▸ EXERCISE:
Without including any pictures, copy each entry below exactly.

[BEGIN DATA FOR THIS TASK]

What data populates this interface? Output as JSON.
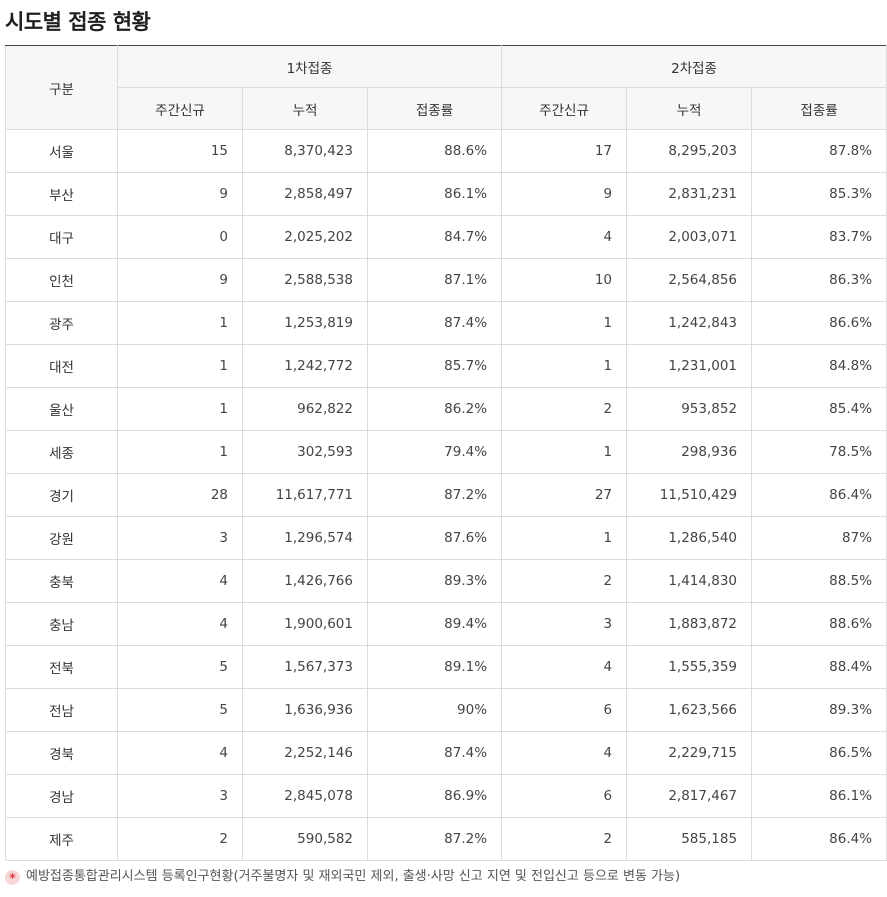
{
  "page": {
    "title": "시도별 접종 현황"
  },
  "table": {
    "header_region": "구분",
    "dose1_label": "1차접종",
    "dose2_label": "2차접종",
    "sub_weekly": "주간신규",
    "sub_cumulative": "누적",
    "sub_rate": "접종률",
    "rows": [
      {
        "region": "서울",
        "d1_weekly": "15",
        "d1_cum": "8,370,423",
        "d1_rate": "88.6%",
        "d2_weekly": "17",
        "d2_cum": "8,295,203",
        "d2_rate": "87.8%"
      },
      {
        "region": "부산",
        "d1_weekly": "9",
        "d1_cum": "2,858,497",
        "d1_rate": "86.1%",
        "d2_weekly": "9",
        "d2_cum": "2,831,231",
        "d2_rate": "85.3%"
      },
      {
        "region": "대구",
        "d1_weekly": "0",
        "d1_cum": "2,025,202",
        "d1_rate": "84.7%",
        "d2_weekly": "4",
        "d2_cum": "2,003,071",
        "d2_rate": "83.7%"
      },
      {
        "region": "인천",
        "d1_weekly": "9",
        "d1_cum": "2,588,538",
        "d1_rate": "87.1%",
        "d2_weekly": "10",
        "d2_cum": "2,564,856",
        "d2_rate": "86.3%"
      },
      {
        "region": "광주",
        "d1_weekly": "1",
        "d1_cum": "1,253,819",
        "d1_rate": "87.4%",
        "d2_weekly": "1",
        "d2_cum": "1,242,843",
        "d2_rate": "86.6%"
      },
      {
        "region": "대전",
        "d1_weekly": "1",
        "d1_cum": "1,242,772",
        "d1_rate": "85.7%",
        "d2_weekly": "1",
        "d2_cum": "1,231,001",
        "d2_rate": "84.8%"
      },
      {
        "region": "울산",
        "d1_weekly": "1",
        "d1_cum": "962,822",
        "d1_rate": "86.2%",
        "d2_weekly": "2",
        "d2_cum": "953,852",
        "d2_rate": "85.4%"
      },
      {
        "region": "세종",
        "d1_weekly": "1",
        "d1_cum": "302,593",
        "d1_rate": "79.4%",
        "d2_weekly": "1",
        "d2_cum": "298,936",
        "d2_rate": "78.5%"
      },
      {
        "region": "경기",
        "d1_weekly": "28",
        "d1_cum": "11,617,771",
        "d1_rate": "87.2%",
        "d2_weekly": "27",
        "d2_cum": "11,510,429",
        "d2_rate": "86.4%"
      },
      {
        "region": "강원",
        "d1_weekly": "3",
        "d1_cum": "1,296,574",
        "d1_rate": "87.6%",
        "d2_weekly": "1",
        "d2_cum": "1,286,540",
        "d2_rate": "87%"
      },
      {
        "region": "충북",
        "d1_weekly": "4",
        "d1_cum": "1,426,766",
        "d1_rate": "89.3%",
        "d2_weekly": "2",
        "d2_cum": "1,414,830",
        "d2_rate": "88.5%"
      },
      {
        "region": "충남",
        "d1_weekly": "4",
        "d1_cum": "1,900,601",
        "d1_rate": "89.4%",
        "d2_weekly": "3",
        "d2_cum": "1,883,872",
        "d2_rate": "88.6%"
      },
      {
        "region": "전북",
        "d1_weekly": "5",
        "d1_cum": "1,567,373",
        "d1_rate": "89.1%",
        "d2_weekly": "4",
        "d2_cum": "1,555,359",
        "d2_rate": "88.4%"
      },
      {
        "region": "전남",
        "d1_weekly": "5",
        "d1_cum": "1,636,936",
        "d1_rate": "90%",
        "d2_weekly": "6",
        "d2_cum": "1,623,566",
        "d2_rate": "89.3%"
      },
      {
        "region": "경북",
        "d1_weekly": "4",
        "d1_cum": "2,252,146",
        "d1_rate": "87.4%",
        "d2_weekly": "4",
        "d2_cum": "2,229,715",
        "d2_rate": "86.5%"
      },
      {
        "region": "경남",
        "d1_weekly": "3",
        "d1_cum": "2,845,078",
        "d1_rate": "86.9%",
        "d2_weekly": "6",
        "d2_cum": "2,817,467",
        "d2_rate": "86.1%"
      },
      {
        "region": "제주",
        "d1_weekly": "2",
        "d1_cum": "590,582",
        "d1_rate": "87.2%",
        "d2_weekly": "2",
        "d2_cum": "585,185",
        "d2_rate": "86.4%"
      }
    ]
  },
  "footnote": {
    "icon": "asterisk-icon",
    "icon_glyph": "*",
    "icon_color": "#e0393e",
    "text": "예방접종통합관리시스템 등록인구현황(거주불명자 및 재외국민 제외, 출생·사망 신고 지연 및 전입신고 등으로 변동 가능)"
  }
}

[END DATA FOR THIS TASK]

▸ CORRECT ANSWER:
What data populates this interface? Output as JSON.
{
  "page": {
    "title": "시도별 접종 현황"
  },
  "table": {
    "header_region": "구분",
    "dose1_label": "1차접종",
    "dose2_label": "2차접종",
    "sub_weekly": "주간신규",
    "sub_cumulative": "누적",
    "sub_rate": "접종률",
    "rows": [
      {
        "region": "서울",
        "d1_weekly": "15",
        "d1_cum": "8,370,423",
        "d1_rate": "88.6%",
        "d2_weekly": "17",
        "d2_cum": "8,295,203",
        "d2_rate": "87.8%"
      },
      {
        "region": "부산",
        "d1_weekly": "9",
        "d1_cum": "2,858,497",
        "d1_rate": "86.1%",
        "d2_weekly": "9",
        "d2_cum": "2,831,231",
        "d2_rate": "85.3%"
      },
      {
        "region": "대구",
        "d1_weekly": "0",
        "d1_cum": "2,025,202",
        "d1_rate": "84.7%",
        "d2_weekly": "4",
        "d2_cum": "2,003,071",
        "d2_rate": "83.7%"
      },
      {
        "region": "인천",
        "d1_weekly": "9",
        "d1_cum": "2,588,538",
        "d1_rate": "87.1%",
        "d2_weekly": "10",
        "d2_cum": "2,564,856",
        "d2_rate": "86.3%"
      },
      {
        "region": "광주",
        "d1_weekly": "1",
        "d1_cum": "1,253,819",
        "d1_rate": "87.4%",
        "d2_weekly": "1",
        "d2_cum": "1,242,843",
        "d2_rate": "86.6%"
      },
      {
        "region": "대전",
        "d1_weekly": "1",
        "d1_cum": "1,242,772",
        "d1_rate": "85.7%",
        "d2_weekly": "1",
        "d2_cum": "1,231,001",
        "d2_rate": "84.8%"
      },
      {
        "region": "울산",
        "d1_weekly": "1",
        "d1_cum": "962,822",
        "d1_rate": "86.2%",
        "d2_weekly": "2",
        "d2_cum": "953,852",
        "d2_rate": "85.4%"
      },
      {
        "region": "세종",
        "d1_weekly": "1",
        "d1_cum": "302,593",
        "d1_rate": "79.4%",
        "d2_weekly": "1",
        "d2_cum": "298,936",
        "d2_rate": "78.5%"
      },
      {
        "region": "경기",
        "d1_weekly": "28",
        "d1_cum": "11,617,771",
        "d1_rate": "87.2%",
        "d2_weekly": "27",
        "d2_cum": "11,510,429",
        "d2_rate": "86.4%"
      },
      {
        "region": "강원",
        "d1_weekly": "3",
        "d1_cum": "1,296,574",
        "d1_rate": "87.6%",
        "d2_weekly": "1",
        "d2_cum": "1,286,540",
        "d2_rate": "87%"
      },
      {
        "region": "충북",
        "d1_weekly": "4",
        "d1_cum": "1,426,766",
        "d1_rate": "89.3%",
        "d2_weekly": "2",
        "d2_cum": "1,414,830",
        "d2_rate": "88.5%"
      },
      {
        "region": "충남",
        "d1_weekly": "4",
        "d1_cum": "1,900,601",
        "d1_rate": "89.4%",
        "d2_weekly": "3",
        "d2_cum": "1,883,872",
        "d2_rate": "88.6%"
      },
      {
        "region": "전북",
        "d1_weekly": "5",
        "d1_cum": "1,567,373",
        "d1_rate": "89.1%",
        "d2_weekly": "4",
        "d2_cum": "1,555,359",
        "d2_rate": "88.4%"
      },
      {
        "region": "전남",
        "d1_weekly": "5",
        "d1_cum": "1,636,936",
        "d1_rate": "90%",
        "d2_weekly": "6",
        "d2_cum": "1,623,566",
        "d2_rate": "89.3%"
      },
      {
        "region": "경북",
        "d1_weekly": "4",
        "d1_cum": "2,252,146",
        "d1_rate": "87.4%",
        "d2_weekly": "4",
        "d2_cum": "2,229,715",
        "d2_rate": "86.5%"
      },
      {
        "region": "경남",
        "d1_weekly": "3",
        "d1_cum": "2,845,078",
        "d1_rate": "86.9%",
        "d2_weekly": "6",
        "d2_cum": "2,817,467",
        "d2_rate": "86.1%"
      },
      {
        "region": "제주",
        "d1_weekly": "2",
        "d1_cum": "590,582",
        "d1_rate": "87.2%",
        "d2_weekly": "2",
        "d2_cum": "585,185",
        "d2_rate": "86.4%"
      }
    ]
  },
  "footnote": {
    "icon": "asterisk-icon",
    "icon_glyph": "*",
    "icon_color": "#e0393e",
    "text": "예방접종통합관리시스템 등록인구현황(거주불명자 및 재외국민 제외, 출생·사망 신고 지연 및 전입신고 등으로 변동 가능)"
  }
}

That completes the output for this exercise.